EXERCISE PROMPT:
Search the material and gather each line with "data" in it.

EXTRACTED INFORMATION:
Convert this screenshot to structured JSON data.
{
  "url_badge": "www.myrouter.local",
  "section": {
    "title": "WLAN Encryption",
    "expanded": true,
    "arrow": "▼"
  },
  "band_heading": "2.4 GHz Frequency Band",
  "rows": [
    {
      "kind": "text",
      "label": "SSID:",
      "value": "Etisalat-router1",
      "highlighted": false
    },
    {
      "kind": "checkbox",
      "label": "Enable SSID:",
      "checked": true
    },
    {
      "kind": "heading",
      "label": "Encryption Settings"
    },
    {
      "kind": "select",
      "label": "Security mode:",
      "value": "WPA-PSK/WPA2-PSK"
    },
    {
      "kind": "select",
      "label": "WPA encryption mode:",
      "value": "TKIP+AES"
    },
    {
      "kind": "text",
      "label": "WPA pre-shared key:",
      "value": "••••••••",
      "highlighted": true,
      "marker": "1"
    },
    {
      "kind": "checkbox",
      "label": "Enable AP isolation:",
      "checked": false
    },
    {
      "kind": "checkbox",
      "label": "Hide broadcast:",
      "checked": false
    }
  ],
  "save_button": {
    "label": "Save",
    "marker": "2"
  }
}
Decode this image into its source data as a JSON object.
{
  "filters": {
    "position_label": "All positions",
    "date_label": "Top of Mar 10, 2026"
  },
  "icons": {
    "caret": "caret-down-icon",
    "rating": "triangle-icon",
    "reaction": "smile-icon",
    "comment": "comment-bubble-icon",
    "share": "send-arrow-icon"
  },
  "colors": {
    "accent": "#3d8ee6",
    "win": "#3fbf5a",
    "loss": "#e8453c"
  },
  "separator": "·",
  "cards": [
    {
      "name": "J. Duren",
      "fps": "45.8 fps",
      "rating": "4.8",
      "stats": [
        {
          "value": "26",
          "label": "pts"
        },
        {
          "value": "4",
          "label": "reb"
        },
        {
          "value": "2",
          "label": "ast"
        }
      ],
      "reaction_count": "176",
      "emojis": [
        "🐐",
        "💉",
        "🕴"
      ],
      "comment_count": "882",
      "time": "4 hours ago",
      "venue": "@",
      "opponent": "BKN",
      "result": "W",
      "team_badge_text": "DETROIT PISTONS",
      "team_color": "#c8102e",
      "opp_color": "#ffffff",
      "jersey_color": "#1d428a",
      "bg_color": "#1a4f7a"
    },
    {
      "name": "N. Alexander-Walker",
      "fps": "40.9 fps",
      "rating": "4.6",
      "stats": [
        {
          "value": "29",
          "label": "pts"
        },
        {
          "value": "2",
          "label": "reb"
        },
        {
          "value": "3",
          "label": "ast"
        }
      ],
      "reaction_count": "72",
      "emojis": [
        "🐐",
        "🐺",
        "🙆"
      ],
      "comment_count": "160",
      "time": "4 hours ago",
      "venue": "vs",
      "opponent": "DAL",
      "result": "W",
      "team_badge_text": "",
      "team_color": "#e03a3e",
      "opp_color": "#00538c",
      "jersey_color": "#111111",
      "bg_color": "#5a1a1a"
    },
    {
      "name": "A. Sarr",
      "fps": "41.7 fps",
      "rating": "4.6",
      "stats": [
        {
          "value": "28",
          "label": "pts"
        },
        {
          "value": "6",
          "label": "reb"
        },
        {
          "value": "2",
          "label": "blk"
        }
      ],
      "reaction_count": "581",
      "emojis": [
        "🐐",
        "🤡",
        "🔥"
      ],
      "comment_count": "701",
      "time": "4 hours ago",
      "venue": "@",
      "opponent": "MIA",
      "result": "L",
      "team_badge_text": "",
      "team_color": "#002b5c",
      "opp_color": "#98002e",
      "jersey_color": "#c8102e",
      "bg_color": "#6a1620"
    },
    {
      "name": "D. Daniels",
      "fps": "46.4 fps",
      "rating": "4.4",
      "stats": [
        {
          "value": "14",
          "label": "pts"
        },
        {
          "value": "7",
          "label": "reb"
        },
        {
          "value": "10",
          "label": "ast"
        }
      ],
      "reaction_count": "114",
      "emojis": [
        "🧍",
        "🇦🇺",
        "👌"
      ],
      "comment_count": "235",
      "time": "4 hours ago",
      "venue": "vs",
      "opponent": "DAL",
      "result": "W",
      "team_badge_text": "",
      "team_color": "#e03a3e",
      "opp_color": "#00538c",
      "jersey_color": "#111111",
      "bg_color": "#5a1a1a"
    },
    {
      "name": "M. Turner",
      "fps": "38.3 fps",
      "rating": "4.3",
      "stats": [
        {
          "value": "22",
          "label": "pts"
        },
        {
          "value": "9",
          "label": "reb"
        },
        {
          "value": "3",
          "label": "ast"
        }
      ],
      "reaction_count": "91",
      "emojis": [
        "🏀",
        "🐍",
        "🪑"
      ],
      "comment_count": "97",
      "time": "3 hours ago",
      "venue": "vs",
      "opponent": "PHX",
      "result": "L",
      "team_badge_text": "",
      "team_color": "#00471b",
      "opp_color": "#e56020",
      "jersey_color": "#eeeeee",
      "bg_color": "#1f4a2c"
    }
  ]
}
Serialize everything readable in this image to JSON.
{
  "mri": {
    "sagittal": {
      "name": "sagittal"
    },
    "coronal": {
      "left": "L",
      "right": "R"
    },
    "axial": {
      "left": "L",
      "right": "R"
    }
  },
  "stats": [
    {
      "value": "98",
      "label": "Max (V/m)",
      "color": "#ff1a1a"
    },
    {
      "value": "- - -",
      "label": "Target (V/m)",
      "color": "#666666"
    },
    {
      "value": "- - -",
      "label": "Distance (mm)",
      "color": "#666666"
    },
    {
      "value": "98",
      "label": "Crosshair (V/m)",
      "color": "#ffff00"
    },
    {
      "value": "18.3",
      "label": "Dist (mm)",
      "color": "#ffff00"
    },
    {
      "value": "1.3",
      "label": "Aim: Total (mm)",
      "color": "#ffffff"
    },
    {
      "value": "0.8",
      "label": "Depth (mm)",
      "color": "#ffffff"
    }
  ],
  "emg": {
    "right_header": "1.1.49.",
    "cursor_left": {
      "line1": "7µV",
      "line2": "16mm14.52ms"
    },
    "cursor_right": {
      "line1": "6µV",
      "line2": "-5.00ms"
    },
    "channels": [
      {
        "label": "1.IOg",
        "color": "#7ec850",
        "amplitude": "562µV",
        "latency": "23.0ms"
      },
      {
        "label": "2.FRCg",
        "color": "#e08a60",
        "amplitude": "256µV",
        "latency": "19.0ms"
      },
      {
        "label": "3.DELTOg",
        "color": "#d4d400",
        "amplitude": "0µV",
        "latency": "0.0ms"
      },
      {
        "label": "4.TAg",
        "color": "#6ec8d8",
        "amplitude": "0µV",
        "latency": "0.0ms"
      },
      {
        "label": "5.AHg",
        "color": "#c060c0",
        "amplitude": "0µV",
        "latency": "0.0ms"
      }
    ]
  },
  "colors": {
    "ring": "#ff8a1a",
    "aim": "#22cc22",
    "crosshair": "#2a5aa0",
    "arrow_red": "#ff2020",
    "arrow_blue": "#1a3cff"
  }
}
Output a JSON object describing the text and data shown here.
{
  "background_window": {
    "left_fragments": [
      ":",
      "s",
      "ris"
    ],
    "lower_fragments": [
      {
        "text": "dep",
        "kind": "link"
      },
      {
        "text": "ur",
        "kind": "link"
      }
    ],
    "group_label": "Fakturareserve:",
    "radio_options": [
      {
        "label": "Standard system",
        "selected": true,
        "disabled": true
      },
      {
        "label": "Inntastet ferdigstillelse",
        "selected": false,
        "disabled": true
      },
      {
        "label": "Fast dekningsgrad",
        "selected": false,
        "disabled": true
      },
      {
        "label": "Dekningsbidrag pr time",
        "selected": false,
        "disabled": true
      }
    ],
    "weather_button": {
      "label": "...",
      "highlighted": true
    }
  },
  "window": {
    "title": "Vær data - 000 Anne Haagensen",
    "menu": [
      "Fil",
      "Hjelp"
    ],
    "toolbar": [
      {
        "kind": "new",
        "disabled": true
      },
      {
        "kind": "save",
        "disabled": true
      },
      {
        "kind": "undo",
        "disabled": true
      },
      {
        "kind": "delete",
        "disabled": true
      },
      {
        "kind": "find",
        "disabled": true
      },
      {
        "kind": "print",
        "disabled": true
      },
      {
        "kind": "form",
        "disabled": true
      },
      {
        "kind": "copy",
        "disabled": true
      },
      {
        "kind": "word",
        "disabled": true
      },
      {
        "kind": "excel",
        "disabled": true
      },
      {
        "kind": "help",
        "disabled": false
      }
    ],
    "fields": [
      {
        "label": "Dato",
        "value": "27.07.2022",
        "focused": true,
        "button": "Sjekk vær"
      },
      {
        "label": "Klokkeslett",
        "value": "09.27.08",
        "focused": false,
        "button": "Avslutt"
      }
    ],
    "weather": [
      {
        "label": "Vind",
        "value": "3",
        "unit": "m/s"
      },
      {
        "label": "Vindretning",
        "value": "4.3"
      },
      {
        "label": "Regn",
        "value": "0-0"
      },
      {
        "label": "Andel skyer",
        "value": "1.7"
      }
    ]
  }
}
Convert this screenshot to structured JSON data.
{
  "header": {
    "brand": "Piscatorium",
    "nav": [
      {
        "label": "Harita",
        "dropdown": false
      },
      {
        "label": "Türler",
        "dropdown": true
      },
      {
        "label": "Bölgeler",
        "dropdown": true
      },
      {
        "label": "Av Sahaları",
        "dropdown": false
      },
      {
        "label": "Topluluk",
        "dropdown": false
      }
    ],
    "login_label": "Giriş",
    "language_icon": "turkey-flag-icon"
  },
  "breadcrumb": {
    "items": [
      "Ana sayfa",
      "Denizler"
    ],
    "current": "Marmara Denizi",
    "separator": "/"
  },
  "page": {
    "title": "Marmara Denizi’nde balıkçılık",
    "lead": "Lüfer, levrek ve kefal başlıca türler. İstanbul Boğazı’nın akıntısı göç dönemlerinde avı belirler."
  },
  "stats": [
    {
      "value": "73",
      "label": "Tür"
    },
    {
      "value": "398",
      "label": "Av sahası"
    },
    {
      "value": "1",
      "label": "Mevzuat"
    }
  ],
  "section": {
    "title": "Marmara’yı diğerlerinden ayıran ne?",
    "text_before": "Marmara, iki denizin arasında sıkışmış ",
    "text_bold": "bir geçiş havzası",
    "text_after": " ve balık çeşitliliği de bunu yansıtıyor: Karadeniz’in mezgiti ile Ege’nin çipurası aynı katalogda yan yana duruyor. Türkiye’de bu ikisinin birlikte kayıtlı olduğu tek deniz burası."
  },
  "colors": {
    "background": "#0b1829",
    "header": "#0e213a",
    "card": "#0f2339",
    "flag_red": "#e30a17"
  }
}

SOLUTION:
Convert this screenshot to structured JSON data.
Decode this image into its source data as a JSON object.
Output a JSON object describing the text and data shown here.
    "title": "Vær data - 000 Anne Haagensen",
Convert this screenshot to structured JSON data.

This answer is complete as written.